» **What you need to do**: Pull every line containing "Lineup" from the entries.

>> Start Data provided

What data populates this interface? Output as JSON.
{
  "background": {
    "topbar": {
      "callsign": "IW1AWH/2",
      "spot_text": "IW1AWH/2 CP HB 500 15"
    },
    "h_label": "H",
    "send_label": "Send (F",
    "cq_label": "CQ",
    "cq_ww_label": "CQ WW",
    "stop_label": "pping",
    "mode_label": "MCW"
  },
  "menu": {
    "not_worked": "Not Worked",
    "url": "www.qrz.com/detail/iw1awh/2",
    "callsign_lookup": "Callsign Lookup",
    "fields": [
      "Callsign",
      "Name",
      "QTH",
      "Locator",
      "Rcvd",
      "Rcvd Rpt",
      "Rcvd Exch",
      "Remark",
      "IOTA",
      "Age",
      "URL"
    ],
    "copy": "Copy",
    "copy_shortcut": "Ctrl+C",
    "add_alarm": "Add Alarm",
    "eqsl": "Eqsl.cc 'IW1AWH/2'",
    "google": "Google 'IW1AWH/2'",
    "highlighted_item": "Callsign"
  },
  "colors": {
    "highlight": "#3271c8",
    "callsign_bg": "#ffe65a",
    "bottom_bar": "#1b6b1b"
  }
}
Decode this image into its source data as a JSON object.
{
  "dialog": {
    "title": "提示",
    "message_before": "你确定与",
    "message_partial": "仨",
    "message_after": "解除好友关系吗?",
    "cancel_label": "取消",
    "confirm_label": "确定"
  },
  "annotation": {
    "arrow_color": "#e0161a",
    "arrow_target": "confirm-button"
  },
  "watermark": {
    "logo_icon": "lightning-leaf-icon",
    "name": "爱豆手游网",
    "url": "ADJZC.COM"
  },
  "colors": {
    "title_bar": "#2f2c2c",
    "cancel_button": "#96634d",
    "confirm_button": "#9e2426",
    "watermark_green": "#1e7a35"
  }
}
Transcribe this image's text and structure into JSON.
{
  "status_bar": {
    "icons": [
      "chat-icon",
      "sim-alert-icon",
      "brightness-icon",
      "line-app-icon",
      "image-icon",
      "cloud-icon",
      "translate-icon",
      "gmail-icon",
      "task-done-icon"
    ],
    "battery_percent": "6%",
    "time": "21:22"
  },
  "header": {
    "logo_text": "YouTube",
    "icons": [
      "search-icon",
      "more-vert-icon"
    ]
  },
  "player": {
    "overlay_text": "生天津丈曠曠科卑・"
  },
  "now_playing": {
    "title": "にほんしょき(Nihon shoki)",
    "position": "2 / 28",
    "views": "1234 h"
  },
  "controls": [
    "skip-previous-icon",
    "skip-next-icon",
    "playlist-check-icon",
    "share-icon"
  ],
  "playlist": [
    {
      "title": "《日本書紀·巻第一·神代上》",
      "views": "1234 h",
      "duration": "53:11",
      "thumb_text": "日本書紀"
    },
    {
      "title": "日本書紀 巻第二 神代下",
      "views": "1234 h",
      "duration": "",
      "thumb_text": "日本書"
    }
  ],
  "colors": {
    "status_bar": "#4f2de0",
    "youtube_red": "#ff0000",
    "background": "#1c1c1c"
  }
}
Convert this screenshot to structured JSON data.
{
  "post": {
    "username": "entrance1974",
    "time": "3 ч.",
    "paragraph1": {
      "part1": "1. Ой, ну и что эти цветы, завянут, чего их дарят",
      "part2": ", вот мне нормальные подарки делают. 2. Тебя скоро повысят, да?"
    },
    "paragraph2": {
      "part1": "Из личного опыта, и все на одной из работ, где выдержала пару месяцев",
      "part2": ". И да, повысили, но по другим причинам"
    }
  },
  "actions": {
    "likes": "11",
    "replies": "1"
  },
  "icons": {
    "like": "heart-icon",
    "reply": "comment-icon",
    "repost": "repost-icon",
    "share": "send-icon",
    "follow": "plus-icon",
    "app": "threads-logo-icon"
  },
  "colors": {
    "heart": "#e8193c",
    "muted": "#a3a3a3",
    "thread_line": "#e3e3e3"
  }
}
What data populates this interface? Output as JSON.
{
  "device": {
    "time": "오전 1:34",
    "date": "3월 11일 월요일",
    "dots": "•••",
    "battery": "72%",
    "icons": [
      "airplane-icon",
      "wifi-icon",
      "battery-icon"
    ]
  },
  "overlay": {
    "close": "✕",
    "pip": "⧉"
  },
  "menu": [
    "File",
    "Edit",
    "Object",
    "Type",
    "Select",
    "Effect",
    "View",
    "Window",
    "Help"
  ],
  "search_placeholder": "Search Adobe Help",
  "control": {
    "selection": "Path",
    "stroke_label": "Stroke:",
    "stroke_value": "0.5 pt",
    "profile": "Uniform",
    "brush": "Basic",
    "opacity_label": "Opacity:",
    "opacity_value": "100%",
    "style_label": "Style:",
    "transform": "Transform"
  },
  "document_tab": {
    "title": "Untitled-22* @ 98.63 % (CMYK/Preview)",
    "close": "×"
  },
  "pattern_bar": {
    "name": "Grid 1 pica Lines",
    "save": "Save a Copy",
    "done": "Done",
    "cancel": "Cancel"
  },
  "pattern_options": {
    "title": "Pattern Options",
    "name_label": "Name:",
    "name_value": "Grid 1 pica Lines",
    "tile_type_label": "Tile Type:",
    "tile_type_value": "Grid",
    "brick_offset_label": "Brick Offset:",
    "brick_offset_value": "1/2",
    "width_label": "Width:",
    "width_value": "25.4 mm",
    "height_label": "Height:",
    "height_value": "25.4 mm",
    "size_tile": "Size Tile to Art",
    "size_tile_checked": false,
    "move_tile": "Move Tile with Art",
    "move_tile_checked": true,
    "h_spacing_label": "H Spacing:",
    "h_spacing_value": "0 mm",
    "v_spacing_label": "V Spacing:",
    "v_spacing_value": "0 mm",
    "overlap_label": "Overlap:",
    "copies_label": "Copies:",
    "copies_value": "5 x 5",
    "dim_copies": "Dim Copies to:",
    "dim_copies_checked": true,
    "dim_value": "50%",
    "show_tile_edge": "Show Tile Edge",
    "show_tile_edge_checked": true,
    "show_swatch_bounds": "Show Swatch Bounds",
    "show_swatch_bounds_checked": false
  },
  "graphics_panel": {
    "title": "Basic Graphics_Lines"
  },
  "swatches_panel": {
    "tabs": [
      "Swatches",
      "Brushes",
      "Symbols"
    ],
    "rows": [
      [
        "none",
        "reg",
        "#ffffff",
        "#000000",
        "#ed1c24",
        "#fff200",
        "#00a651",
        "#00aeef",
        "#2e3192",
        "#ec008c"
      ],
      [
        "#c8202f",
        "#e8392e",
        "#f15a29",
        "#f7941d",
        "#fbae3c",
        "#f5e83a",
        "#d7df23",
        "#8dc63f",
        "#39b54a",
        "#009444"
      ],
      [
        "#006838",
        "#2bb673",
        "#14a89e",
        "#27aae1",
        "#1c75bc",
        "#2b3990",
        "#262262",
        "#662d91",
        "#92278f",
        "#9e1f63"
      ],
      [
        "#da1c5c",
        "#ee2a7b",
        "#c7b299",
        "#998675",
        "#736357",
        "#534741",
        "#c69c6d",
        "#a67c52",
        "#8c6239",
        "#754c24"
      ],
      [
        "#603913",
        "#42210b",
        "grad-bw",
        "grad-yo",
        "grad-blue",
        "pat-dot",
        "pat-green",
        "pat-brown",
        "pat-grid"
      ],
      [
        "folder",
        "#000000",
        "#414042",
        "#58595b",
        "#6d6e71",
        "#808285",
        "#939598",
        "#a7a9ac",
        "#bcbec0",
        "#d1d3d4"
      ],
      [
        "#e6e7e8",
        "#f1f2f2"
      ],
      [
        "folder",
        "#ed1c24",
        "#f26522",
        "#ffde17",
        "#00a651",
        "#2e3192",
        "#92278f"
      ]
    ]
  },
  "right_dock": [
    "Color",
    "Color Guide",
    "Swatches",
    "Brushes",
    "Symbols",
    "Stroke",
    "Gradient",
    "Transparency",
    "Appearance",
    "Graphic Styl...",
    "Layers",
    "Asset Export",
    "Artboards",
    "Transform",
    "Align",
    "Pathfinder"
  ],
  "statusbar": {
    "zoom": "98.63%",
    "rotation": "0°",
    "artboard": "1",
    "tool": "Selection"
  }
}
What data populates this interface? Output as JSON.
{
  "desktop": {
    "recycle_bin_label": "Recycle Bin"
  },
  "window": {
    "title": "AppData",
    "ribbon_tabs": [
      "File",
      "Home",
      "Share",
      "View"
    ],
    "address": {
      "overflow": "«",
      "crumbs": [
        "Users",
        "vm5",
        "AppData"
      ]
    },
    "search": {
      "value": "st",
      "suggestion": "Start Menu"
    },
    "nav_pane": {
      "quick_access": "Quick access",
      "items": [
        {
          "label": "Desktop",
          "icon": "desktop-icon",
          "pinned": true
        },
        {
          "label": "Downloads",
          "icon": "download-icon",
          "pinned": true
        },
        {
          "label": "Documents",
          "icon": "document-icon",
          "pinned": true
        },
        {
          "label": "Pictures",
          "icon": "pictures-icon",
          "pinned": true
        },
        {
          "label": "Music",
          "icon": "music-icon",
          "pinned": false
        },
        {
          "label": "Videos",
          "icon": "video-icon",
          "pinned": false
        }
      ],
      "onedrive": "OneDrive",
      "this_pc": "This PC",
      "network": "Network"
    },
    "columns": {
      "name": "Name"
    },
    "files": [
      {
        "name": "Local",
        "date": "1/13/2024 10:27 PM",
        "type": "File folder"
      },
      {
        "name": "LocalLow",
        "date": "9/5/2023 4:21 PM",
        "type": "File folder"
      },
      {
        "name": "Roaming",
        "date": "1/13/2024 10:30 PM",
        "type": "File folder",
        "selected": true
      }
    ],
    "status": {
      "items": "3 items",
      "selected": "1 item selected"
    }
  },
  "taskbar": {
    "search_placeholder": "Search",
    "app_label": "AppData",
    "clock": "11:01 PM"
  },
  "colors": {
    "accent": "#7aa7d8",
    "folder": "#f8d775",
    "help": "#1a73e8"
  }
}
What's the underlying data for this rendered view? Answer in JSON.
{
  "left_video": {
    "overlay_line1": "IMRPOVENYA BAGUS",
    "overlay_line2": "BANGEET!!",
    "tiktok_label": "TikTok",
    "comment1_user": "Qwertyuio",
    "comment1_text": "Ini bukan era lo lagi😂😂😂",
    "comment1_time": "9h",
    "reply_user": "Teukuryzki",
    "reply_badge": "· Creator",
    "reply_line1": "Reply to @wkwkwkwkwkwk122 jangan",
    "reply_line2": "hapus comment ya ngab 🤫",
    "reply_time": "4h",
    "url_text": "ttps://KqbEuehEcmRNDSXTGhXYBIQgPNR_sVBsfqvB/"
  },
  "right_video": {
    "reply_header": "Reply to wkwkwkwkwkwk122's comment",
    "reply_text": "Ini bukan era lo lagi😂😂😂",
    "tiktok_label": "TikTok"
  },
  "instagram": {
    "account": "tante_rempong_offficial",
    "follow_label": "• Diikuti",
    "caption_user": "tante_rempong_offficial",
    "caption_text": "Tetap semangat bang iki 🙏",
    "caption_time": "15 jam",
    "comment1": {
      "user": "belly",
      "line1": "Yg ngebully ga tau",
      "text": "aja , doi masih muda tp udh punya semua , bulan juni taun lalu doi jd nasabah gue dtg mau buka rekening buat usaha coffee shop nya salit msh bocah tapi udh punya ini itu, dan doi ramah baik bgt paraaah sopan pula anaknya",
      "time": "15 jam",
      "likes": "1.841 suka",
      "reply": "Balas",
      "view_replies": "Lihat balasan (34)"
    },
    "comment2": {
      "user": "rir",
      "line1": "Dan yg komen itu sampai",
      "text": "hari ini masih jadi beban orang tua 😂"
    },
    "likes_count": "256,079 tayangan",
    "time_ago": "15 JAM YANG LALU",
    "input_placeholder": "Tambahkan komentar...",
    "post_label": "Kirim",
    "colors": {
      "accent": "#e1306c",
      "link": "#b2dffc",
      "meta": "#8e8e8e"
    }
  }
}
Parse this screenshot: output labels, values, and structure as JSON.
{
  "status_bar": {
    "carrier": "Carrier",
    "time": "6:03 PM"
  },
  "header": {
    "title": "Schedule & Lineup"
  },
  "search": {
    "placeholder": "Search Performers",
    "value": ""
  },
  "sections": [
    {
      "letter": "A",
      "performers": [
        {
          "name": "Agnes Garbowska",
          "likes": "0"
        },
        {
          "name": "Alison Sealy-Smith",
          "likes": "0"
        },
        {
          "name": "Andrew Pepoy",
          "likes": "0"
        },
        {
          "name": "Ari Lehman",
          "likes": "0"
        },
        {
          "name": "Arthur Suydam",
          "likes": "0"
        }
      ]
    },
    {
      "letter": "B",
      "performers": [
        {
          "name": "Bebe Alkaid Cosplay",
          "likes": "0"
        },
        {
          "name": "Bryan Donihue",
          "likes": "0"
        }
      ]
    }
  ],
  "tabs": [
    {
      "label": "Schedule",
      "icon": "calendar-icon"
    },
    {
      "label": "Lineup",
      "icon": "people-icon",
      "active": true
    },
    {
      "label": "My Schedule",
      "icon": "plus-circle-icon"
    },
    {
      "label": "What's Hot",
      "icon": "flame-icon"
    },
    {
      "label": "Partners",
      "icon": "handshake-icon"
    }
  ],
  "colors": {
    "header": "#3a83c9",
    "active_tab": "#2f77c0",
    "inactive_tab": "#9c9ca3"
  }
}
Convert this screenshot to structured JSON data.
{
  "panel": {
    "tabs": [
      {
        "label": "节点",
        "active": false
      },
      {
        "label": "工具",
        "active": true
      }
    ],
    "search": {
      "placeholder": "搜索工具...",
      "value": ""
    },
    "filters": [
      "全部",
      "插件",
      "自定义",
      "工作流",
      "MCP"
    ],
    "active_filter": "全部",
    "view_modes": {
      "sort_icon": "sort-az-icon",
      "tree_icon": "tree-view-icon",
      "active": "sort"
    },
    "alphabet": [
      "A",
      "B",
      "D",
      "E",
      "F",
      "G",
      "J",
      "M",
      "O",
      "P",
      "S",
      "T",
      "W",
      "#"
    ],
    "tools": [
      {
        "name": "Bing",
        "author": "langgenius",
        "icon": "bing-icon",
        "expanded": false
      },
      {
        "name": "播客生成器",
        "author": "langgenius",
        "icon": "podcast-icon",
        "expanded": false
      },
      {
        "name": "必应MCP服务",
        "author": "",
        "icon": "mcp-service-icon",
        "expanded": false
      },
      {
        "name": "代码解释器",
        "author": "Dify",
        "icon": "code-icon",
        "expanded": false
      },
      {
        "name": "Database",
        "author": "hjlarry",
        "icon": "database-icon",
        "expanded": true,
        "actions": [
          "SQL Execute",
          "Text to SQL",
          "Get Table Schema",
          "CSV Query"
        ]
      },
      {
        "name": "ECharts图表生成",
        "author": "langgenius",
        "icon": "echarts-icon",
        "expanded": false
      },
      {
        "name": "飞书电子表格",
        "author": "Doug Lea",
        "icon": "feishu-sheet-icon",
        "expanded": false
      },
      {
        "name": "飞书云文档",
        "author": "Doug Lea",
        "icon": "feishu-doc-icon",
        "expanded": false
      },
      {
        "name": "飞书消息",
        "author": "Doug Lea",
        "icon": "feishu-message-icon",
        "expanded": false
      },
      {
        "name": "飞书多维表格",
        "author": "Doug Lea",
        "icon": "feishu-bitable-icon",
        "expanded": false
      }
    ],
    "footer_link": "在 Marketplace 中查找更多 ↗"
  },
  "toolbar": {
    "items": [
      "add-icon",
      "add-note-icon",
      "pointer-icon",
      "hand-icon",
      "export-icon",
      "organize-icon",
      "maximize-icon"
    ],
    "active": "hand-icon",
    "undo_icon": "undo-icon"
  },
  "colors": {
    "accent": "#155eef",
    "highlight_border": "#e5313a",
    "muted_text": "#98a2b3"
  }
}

>> End Data provided

» **Response to the exercise**:
    "title": "Schedule & Lineup"
      "label": "Lineup",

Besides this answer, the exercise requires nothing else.